# START OF Dataset extract

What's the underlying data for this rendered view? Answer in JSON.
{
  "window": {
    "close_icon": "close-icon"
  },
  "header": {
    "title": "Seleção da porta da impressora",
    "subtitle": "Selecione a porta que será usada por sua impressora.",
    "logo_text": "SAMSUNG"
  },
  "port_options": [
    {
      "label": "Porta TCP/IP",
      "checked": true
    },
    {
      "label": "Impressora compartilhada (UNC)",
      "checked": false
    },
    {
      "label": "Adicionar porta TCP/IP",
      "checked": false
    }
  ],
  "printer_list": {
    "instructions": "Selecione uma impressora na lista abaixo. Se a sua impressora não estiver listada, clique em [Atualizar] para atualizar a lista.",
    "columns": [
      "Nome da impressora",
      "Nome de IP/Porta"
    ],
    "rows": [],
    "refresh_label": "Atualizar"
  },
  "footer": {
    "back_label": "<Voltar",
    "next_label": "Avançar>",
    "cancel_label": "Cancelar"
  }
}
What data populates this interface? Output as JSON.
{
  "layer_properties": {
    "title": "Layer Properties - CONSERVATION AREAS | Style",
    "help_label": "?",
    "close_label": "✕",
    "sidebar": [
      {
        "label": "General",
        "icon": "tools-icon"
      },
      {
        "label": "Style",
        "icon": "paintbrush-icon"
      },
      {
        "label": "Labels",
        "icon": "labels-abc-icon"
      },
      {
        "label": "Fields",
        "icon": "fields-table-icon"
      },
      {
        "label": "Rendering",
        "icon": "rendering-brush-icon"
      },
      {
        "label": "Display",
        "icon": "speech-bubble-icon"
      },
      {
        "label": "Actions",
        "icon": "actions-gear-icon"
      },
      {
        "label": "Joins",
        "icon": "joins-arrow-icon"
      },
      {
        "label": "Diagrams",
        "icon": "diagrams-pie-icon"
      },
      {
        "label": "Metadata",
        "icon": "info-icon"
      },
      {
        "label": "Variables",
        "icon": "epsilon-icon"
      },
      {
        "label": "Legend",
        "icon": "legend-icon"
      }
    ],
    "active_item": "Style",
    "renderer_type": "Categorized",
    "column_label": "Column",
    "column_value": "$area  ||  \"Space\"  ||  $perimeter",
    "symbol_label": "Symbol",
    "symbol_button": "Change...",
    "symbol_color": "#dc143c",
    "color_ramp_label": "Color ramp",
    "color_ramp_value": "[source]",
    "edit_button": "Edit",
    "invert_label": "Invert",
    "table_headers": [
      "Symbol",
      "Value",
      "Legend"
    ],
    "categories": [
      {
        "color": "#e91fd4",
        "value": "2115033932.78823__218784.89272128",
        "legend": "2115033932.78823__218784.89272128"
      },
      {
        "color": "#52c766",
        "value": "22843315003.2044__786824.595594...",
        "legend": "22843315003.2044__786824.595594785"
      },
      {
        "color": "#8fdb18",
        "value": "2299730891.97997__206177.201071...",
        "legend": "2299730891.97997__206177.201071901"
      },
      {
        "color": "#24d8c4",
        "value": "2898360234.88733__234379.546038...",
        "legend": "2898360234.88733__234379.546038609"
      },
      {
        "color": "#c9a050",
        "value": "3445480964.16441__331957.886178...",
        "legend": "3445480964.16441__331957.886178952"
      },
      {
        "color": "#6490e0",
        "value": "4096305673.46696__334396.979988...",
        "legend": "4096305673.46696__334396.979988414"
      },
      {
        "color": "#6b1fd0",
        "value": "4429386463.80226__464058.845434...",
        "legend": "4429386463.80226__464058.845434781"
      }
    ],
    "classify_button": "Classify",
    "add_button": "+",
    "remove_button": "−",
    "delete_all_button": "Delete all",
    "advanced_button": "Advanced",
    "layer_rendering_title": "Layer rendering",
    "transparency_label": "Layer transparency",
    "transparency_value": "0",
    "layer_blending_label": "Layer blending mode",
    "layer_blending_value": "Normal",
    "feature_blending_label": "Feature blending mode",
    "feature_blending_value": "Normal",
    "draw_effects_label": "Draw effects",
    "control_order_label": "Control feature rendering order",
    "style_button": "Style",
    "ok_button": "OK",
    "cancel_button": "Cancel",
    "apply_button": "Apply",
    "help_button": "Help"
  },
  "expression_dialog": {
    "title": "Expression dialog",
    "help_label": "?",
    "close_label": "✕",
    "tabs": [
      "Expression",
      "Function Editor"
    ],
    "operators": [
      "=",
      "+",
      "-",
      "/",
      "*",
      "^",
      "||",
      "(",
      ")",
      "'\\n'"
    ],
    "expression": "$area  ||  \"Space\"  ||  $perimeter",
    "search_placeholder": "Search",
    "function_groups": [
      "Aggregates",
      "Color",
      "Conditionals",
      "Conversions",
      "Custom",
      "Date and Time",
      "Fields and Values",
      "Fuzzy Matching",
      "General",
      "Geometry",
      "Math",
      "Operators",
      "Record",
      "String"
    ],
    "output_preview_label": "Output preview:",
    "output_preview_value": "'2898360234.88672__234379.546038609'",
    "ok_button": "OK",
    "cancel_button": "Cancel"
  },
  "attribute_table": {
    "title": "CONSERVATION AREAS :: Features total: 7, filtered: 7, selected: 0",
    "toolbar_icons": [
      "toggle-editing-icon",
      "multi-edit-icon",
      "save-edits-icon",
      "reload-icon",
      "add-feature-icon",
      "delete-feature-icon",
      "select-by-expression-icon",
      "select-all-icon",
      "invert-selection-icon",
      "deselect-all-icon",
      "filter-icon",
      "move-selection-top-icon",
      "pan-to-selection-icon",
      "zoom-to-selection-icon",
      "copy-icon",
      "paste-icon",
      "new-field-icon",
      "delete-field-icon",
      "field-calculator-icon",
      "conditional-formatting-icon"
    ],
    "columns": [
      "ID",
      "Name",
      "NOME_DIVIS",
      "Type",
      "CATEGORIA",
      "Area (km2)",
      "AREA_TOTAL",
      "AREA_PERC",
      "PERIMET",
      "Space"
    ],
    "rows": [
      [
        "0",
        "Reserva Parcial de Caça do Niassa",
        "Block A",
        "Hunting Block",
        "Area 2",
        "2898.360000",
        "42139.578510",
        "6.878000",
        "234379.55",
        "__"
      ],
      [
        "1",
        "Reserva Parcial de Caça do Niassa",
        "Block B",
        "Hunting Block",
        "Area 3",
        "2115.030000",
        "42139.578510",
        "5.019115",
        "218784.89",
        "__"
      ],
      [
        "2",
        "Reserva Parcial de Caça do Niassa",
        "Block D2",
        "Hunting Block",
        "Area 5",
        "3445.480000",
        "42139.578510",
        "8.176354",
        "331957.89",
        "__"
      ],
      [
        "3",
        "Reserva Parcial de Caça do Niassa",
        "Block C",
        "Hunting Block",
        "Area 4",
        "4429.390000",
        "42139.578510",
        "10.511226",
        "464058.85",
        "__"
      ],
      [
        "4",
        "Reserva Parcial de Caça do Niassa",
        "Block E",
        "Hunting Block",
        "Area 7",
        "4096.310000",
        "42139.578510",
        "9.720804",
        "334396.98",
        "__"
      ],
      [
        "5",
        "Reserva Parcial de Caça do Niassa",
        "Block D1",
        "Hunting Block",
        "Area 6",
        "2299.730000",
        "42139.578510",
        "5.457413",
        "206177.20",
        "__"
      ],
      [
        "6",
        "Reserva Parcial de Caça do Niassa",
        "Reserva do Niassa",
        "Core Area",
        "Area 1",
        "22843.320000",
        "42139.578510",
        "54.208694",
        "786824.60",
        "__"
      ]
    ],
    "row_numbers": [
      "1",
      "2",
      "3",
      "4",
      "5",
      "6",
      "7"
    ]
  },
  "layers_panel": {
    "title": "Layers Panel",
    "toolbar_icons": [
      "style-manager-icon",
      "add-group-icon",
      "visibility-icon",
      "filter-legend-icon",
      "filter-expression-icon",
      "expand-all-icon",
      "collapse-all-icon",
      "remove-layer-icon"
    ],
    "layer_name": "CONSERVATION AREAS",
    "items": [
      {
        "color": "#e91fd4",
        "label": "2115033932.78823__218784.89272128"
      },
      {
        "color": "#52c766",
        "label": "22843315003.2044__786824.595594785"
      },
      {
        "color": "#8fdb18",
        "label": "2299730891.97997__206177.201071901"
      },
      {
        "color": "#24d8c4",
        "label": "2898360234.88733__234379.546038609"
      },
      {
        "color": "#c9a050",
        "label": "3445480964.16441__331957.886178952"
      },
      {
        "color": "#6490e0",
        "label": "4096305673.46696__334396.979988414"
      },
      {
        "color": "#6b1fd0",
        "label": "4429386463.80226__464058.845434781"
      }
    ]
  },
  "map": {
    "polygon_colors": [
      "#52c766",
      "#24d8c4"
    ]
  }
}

# END OF Dataset extract

Problem statement
Search the data above for lines holding "CONSERVATION" and copy each of them.

Solved problem
    "title": "Layer Properties - CONSERVATION AREAS | Style",
    "title": "CONSERVATION AREAS :: Features total: 7, filtered: 7, selected: 0",
    "layer_name": "CONSERVATION AREAS",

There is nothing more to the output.